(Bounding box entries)
************
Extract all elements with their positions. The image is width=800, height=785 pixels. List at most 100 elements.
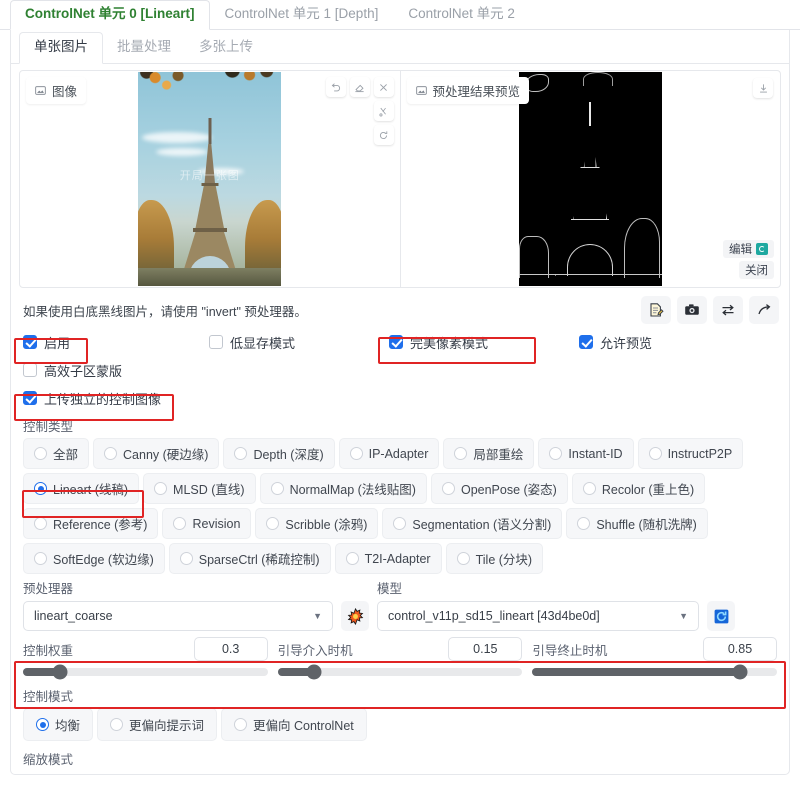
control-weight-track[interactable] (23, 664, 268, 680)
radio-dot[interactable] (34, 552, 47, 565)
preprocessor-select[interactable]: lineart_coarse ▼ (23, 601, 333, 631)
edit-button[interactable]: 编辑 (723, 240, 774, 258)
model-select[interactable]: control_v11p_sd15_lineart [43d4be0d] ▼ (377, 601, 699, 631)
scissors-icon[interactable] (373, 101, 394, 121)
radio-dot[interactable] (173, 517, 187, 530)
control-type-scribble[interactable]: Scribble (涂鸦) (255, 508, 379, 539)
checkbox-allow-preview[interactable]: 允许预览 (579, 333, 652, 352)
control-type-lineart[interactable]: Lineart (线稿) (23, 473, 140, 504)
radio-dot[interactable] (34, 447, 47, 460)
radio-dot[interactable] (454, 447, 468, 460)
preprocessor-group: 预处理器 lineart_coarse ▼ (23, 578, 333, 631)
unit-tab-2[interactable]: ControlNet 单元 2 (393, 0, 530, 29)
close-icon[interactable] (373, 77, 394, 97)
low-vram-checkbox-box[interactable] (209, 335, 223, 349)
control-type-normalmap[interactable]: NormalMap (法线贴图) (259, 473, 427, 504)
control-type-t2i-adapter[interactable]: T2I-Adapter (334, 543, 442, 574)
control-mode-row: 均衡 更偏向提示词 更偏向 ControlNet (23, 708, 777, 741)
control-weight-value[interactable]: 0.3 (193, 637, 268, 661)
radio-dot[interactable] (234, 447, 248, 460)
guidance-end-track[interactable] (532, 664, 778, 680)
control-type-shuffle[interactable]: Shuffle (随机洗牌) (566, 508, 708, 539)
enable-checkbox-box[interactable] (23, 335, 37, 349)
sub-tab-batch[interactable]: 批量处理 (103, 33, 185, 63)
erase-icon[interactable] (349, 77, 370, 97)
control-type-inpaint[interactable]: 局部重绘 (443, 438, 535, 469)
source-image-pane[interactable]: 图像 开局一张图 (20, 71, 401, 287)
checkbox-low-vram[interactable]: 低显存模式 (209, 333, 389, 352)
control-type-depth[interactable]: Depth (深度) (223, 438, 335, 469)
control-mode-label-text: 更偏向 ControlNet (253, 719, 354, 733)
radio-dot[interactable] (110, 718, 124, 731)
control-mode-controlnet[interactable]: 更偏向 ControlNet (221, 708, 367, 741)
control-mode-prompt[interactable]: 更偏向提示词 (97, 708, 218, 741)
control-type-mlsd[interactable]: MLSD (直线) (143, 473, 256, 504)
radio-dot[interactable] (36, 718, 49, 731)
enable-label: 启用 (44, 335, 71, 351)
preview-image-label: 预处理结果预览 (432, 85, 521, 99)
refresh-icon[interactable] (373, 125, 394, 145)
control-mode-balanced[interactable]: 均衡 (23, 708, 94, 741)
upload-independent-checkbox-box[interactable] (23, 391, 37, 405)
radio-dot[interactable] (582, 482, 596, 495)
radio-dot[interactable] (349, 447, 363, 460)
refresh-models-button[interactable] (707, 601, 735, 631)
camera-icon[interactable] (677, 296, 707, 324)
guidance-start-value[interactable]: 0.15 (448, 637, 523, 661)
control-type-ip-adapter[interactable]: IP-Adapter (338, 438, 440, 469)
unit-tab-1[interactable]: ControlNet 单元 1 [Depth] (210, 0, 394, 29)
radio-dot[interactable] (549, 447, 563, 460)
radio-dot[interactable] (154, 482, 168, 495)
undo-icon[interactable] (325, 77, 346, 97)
************
WRITTEN INSTRUCTION: Locate each line above that contains the string "radio" and copy those lines in full.

FULL ANSWER:
radio-dot[interactable] (34, 552, 47, 565)
radio-dot[interactable] (173, 517, 187, 530)
radio-dot[interactable] (34, 447, 47, 460)
radio-dot[interactable] (454, 447, 468, 460)
radio-dot[interactable] (234, 447, 248, 460)
radio-dot[interactable] (110, 718, 124, 731)
radio-dot[interactable] (36, 718, 49, 731)
radio-dot[interactable] (582, 482, 596, 495)
radio-dot[interactable] (349, 447, 363, 460)
radio-dot[interactable] (549, 447, 563, 460)
radio-dot[interactable] (154, 482, 168, 495)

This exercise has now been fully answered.